Texto extraído =

----------------------------------------

Conjuntura justifica ajustamentos no QREN

 

As mudanças introduzidas dos sistemas de incentivos às empresas, no âmbito do QREN, foram justificadas pelo Governo pela necessidade de os ajustar à actual conjuntura económica.


Na passada sexta feira, foi publicado em Diário da República o Decreto-Lei nº 65/2009, que introduz alterações ao enquadramento nacional dos sistemas de incentivos ao investimento empresarial, previstos na Agenda da Competitividade do Quadro de Referência Estratégico Nacional (QREN).

As mudanças introduzidas vão no sentido da implementação de condições e regras de flexibilidade, justificadas, pelo Governo, pela necessidade de ajustar os sistemas de incentivos à actual conjuntura económica, de forma a potenciá-los como instrumentos de estímulo ao investimento e à criação de emprego, em particular nos domínios da inovação, internacionalização e investigação e desenvolvimento.

Entre as alterações, destaca-se o aumento, em alguns casos, das taxas de incentivos às empresas. Por exemplo, no caso de projectos de investimento em factores dinâmicos, a taxa passa a ser de 45% para PME (no anterior enquadramento esta taxa era aplicada apenas às pequenas empresas, as médias empresas beneficiavam de uma taxa de 35%).

----------------------------------------

Dados fornecidos =
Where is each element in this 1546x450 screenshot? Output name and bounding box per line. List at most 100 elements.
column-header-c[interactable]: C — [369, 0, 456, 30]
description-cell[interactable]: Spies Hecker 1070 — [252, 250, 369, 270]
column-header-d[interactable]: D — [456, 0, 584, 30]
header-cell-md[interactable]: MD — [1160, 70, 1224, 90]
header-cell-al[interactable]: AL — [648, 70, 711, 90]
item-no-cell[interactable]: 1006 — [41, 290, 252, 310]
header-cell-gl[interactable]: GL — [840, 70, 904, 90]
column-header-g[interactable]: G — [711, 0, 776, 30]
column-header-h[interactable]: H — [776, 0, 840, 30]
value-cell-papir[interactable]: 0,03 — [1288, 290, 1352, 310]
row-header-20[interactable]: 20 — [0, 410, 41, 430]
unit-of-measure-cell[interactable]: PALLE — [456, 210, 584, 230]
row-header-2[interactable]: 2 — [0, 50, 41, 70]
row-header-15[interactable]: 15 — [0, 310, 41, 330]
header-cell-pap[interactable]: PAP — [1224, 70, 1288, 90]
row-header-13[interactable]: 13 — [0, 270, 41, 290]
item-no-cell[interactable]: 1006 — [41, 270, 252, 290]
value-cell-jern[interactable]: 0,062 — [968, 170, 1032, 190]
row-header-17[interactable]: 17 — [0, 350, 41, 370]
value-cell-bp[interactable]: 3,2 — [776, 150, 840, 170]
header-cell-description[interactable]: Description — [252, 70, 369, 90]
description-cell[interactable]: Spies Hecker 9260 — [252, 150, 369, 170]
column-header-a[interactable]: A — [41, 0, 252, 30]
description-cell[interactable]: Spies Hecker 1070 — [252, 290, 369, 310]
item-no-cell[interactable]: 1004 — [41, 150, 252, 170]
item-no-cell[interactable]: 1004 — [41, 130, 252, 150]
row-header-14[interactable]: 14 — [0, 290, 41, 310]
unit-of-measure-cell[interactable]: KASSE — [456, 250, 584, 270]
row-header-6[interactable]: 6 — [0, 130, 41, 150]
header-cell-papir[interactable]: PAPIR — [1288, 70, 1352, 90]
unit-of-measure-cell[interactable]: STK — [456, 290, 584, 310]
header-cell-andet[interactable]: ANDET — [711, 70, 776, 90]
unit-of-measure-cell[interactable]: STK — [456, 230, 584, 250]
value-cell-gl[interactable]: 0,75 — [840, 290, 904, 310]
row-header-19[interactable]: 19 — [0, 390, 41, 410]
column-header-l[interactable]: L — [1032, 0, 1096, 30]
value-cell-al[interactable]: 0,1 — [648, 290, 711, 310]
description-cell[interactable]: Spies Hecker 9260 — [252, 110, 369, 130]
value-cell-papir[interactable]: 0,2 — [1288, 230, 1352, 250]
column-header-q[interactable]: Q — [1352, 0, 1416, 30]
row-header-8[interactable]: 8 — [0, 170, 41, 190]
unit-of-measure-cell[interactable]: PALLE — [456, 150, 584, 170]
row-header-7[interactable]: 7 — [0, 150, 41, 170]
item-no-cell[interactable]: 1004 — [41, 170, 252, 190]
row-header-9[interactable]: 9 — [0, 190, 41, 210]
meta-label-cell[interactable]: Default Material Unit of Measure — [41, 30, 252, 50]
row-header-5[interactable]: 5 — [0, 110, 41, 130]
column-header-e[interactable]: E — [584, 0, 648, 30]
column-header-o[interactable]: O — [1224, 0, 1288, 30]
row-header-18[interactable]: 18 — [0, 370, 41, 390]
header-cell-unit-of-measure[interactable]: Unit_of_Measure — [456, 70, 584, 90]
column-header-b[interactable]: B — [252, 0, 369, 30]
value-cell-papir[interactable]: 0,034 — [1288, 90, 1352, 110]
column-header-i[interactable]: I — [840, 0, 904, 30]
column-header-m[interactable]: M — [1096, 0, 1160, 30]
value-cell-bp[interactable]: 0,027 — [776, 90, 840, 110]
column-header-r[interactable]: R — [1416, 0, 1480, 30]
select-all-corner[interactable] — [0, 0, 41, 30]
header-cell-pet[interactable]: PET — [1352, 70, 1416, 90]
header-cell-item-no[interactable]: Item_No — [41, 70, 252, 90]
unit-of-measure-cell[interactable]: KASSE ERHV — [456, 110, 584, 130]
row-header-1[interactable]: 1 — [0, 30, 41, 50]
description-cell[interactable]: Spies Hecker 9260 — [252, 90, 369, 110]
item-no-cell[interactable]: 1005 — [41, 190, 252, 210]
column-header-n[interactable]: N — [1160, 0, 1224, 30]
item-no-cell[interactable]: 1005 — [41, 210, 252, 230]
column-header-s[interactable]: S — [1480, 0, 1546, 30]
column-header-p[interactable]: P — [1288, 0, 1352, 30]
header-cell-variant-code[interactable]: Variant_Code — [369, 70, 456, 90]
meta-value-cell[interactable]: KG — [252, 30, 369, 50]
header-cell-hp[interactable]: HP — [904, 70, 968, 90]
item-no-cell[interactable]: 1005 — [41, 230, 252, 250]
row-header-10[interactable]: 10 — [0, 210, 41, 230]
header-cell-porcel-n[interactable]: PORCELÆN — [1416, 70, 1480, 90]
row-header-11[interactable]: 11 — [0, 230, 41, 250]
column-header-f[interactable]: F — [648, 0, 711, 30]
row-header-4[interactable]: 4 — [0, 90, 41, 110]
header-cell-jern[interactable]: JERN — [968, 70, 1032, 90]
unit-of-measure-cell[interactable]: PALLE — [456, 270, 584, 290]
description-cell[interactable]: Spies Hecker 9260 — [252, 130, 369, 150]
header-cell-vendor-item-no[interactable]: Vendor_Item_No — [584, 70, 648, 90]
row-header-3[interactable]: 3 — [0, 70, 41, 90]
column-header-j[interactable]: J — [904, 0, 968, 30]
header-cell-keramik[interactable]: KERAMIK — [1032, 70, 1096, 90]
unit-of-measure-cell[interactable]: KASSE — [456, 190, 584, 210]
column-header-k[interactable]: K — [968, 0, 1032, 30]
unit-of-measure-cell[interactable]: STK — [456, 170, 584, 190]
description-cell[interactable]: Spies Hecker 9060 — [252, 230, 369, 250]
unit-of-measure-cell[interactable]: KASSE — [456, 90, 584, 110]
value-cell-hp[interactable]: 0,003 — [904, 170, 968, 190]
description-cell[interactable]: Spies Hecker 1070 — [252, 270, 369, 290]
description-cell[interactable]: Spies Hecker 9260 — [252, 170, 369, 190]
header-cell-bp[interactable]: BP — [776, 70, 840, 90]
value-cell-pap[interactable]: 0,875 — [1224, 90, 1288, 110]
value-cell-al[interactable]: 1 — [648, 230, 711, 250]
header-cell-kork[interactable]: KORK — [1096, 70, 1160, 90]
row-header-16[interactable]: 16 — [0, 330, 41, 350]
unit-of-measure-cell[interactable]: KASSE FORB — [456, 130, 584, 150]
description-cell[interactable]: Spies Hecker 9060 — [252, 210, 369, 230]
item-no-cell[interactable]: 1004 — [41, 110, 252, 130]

----------------------------------------

Questões propostas =
1 - No texto sobre as alterações ao QREN, que taxa de incentivo passa a aplicar-se às PME em projectos de investimento em factores dinâmicos?
2 - Prossiga o texto sobre as alterações ao QREN a partir da última frase apresentada.

Respostas às questões =
1 - 45%.

2 -
Por outro lado, no âmbito dos projectos de investimento de inovação produtiva, alarga-se a atribuição de incentivos às tipologias de projectos de “criação de unidades ou de linhas de produção com impacte relevante ao nível do produto, das exportações ou do emprego” e de “introdução de melhorias tecnológicas com impacte relevante ao nível da produtividade, do produto, das exportações, do emprego, da segurança industrial ou da eficiência energética e ambiental”.

O preâmbulo do diploma agora publicado refere outros ajustamentos a introduzir nos regulamentos específicos do QREN, o que ainda não aconteceu até esta data. Contudo, sabe-se já, segundo declarações públicas do Secretário de Estado Adjunto da Indústria e da Inovação, que estão previstas novas regras relativas ao primeiro adiantamento (aumentando a sua percentagem e facilitando o seu acesso), bem como uma menor exigência nas condições de elegibilidade do promotor do projecto de investimento, designadamente nos indicadores relativos à situação económico-financeira (redução do rácio de autonomia financeira) e capacidade de financiamento do projecto (diminuição da proporção de capitais próprios a afectar ao projecto).

Muito relevante será também a redução de 30% das metas previstas nos projectos, para efeitos de cálculo dos prémios de realização. De facto, há que ter em conta que a conjuntura nacional e internacional subjacente à fixação daquelas metas se alterou dramaticamente nos últimos meses.

Espera-se ainda a divulgação do novo plano de concursos para 2009, no âmbito dos sistemas de incentivos para as empresas. Desde o início do ano, só foi aberto um concurso (específico para o sector automóvel).